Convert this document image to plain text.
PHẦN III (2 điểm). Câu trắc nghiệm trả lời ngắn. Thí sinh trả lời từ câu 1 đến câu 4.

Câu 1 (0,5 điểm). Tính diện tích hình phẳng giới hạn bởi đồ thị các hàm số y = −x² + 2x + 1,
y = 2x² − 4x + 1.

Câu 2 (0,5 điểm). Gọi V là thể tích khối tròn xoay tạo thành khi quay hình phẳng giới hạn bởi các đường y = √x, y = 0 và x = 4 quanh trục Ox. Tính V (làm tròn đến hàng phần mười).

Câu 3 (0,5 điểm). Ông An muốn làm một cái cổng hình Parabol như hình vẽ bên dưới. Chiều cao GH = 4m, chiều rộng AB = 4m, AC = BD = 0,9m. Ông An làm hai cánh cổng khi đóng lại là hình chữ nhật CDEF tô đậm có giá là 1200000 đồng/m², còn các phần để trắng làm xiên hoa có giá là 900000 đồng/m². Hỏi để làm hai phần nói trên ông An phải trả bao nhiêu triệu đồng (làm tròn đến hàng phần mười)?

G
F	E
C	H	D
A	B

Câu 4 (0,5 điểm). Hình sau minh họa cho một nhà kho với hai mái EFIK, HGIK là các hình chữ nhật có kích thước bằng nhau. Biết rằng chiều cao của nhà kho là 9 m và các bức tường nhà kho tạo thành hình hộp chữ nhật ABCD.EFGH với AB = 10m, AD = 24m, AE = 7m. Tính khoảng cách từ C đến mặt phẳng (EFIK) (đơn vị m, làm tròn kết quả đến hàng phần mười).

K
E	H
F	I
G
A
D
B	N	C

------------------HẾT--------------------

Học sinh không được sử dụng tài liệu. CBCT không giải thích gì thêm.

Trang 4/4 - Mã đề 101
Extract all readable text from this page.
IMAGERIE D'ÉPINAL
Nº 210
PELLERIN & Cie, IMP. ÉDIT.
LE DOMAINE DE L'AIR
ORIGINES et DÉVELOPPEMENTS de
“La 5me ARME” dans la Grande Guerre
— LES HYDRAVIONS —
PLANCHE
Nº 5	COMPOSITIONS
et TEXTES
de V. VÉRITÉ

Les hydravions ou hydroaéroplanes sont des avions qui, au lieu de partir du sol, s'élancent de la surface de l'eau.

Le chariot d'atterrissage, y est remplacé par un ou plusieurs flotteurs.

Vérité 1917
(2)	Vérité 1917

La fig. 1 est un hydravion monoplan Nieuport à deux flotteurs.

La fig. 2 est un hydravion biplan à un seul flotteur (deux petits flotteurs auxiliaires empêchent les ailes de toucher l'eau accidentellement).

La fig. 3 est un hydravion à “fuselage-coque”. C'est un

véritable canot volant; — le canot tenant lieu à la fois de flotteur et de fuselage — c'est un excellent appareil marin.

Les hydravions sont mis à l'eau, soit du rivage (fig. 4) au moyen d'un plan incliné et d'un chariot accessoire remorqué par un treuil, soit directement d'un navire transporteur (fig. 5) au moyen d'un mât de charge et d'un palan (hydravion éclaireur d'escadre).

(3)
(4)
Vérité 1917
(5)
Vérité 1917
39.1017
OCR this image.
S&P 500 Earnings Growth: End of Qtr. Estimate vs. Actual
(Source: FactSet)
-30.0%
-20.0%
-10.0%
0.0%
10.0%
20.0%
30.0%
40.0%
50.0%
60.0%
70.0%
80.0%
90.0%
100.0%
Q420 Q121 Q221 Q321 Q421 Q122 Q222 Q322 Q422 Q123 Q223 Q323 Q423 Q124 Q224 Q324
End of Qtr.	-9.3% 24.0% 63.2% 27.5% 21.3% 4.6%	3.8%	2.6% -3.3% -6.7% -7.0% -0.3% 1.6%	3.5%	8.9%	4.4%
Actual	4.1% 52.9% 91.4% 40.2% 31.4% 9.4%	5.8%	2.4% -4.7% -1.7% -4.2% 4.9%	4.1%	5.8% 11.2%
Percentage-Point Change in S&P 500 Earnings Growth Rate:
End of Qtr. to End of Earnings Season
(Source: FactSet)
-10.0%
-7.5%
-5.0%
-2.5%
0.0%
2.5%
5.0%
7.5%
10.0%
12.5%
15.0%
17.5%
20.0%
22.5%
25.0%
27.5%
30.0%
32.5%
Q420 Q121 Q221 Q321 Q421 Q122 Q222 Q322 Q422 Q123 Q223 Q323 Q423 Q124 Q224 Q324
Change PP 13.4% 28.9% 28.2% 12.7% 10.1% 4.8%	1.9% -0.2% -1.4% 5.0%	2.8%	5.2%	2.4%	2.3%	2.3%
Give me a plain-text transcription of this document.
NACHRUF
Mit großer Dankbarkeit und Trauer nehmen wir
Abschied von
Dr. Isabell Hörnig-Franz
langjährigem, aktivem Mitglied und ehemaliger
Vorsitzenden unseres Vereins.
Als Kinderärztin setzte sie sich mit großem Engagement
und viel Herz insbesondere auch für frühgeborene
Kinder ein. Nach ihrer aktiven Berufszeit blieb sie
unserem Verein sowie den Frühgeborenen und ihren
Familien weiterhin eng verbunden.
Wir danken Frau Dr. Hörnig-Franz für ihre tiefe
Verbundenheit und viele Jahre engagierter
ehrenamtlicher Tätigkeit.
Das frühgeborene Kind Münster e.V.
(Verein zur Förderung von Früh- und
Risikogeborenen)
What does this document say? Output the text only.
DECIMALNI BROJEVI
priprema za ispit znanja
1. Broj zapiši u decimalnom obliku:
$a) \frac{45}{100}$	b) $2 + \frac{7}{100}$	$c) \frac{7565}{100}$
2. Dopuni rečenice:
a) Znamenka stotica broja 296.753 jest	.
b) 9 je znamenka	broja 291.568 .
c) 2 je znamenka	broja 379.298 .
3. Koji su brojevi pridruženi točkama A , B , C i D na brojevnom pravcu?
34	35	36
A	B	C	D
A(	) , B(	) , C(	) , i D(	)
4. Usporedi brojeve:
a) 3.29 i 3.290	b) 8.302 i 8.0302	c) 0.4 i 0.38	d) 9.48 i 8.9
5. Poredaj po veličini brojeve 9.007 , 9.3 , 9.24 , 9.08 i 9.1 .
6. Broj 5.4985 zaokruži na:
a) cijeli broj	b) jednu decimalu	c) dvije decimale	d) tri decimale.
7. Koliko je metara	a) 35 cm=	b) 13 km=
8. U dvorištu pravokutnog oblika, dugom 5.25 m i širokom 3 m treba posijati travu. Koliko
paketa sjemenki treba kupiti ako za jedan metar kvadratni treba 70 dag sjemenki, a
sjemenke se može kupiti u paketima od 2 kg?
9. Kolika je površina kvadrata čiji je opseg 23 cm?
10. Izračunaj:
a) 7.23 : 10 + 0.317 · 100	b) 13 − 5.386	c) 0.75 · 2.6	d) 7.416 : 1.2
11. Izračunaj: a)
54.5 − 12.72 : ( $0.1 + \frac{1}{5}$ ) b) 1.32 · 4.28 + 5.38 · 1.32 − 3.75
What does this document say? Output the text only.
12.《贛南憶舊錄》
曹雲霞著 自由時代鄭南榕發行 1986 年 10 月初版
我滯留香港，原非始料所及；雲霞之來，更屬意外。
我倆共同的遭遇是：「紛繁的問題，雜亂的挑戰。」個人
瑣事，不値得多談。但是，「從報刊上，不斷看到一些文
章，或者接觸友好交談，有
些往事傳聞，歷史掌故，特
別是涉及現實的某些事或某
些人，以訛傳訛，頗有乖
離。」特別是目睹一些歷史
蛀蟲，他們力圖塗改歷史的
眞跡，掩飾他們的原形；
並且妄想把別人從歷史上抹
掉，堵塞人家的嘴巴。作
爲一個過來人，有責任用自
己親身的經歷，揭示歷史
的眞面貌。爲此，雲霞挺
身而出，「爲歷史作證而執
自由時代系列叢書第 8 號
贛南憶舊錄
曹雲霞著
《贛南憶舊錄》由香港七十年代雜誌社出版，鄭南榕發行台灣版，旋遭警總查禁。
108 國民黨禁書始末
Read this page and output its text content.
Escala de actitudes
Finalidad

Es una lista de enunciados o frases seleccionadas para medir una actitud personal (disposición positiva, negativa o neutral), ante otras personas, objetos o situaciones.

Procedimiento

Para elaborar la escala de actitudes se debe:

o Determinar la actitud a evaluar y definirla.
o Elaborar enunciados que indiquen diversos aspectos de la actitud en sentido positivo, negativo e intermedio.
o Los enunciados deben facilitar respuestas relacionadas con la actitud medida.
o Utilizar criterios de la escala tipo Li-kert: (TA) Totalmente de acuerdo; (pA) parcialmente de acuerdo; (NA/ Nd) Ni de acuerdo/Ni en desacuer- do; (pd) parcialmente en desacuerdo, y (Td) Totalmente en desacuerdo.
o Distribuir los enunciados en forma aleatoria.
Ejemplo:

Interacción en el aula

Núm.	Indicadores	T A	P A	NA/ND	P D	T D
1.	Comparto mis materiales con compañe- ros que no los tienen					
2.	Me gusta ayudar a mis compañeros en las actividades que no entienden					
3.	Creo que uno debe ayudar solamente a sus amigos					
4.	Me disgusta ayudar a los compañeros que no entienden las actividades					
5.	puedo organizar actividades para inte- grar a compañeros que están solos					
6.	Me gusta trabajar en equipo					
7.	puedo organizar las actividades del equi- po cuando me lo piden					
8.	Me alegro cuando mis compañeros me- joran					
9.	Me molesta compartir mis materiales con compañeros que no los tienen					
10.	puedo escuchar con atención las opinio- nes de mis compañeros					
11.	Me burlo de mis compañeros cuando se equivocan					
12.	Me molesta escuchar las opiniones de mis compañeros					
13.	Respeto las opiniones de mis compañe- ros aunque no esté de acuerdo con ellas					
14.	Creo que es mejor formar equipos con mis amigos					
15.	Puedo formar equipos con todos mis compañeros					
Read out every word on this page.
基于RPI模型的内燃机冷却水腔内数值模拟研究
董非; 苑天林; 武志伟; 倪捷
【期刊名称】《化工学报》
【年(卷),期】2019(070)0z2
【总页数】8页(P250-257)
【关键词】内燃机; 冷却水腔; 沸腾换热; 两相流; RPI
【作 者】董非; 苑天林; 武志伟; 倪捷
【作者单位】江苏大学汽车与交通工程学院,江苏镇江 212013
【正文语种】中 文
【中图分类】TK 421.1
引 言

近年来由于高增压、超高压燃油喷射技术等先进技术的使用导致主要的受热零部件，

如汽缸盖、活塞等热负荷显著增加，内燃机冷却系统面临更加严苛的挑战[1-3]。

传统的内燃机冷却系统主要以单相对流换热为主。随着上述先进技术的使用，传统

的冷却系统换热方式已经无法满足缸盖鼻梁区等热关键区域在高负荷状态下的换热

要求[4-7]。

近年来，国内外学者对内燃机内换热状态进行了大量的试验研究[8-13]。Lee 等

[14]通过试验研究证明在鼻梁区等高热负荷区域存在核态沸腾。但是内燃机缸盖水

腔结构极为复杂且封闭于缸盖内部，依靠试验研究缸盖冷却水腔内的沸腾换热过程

• What you will do
Copy out every line that includes the word "fuselage".

• Reply to the exercise
La fig. 3 est un hydravion à “fuselage-coque”. C'est un
véritable canot volant; — le canot tenant lieu à la fois de flotteur et de fuselage — c'est un excellent appareil marin.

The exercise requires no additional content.